Output the entries below exactly as written, omitting pictures.

RECORDED INFORMATION:
::::::::
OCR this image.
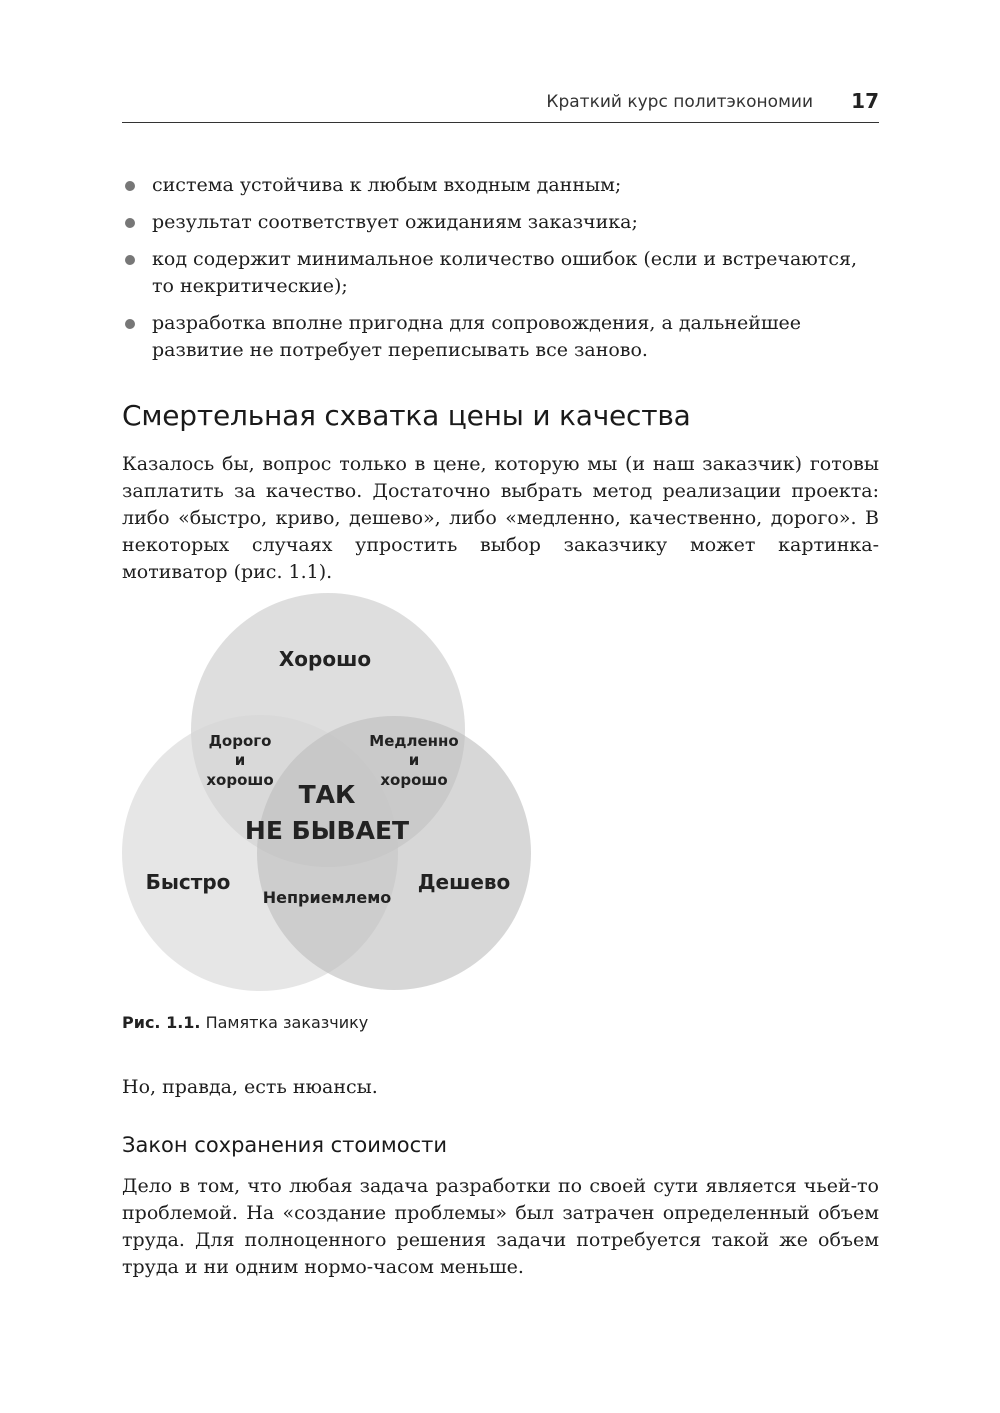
Краткий курс политэкономии 17
система устойчива к любым входным данным;
результат соответствует ожиданиям заказчика;
код содержит минимальное количество ошибок (если и встречаются, то некритические);
разработка вполне пригодна для сопровождения, а дальнейшее развитие не потребует переписывать все заново.
Смертельная схватка цены и качества

Казалось бы, вопрос только в цене, которую мы (и наш заказчик) готовы заплатить за качество. Достаточно выбрать метод реализации проекта: либо «быстро, криво, дешево», либо «медленно, качественно, дорого». В некоторых случаях упростить выбор заказчику может картинка-мотиватор (рис. 1.1).

Хорошо
Быстро	Дешево
Дорого
и
хорошо
Медленно
и
хорошо
Неприемлемо
ТАК
НЕ БЫВАЕТ
Рис. 1.1. Памятка заказчику

Но, правда, есть нюансы.

Закон сохранения стоимости

Дело в том, что любая задача разработки по своей сути является чьей-то проблемой. На «создание проблемы» был затрачен определенный объем труда. Для полноценного решения задачи потребуется такой же объем труда и ни одним нормо-часом меньше.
::::::::
OUTPUT FOR THIS TASK:
OCR this image.
Краткий курс политэкономии 17
система устойчива к любым входным данным;
результат соответствует ожиданиям заказчика;
код содержит минимальное количество ошибок (если и встречаются, то некритические);
разработка вполне пригодна для сопровождения, а дальнейшее развитие не потребует переписывать все заново.
Смертельная схватка цены и качества

Казалось бы, вопрос только в цене, которую мы (и наш заказчик) готовы заплатить за качество. Достаточно выбрать метод реализации проекта: либо «быстро, криво, дешево», либо «медленно, качественно, дорого». В некоторых случаях упростить выбор заказчику может картинка-мотиватор (рис. 1.1).

Хорошо
Быстро	Дешево
Дорого
и
хорошо
Медленно
и
хорошо
Неприемлемо
ТАК
НЕ БЫВАЕТ
Рис. 1.1. Памятка заказчику

Но, правда, есть нюансы.

Закон сохранения стоимости

Дело в том, что любая задача разработки по своей сути является чьей-то проблемой. На «создание проблемы» был затрачен определенный объем труда. Для полноценного решения задачи потребуется такой же объем труда и ни одним нормо-часом меньше.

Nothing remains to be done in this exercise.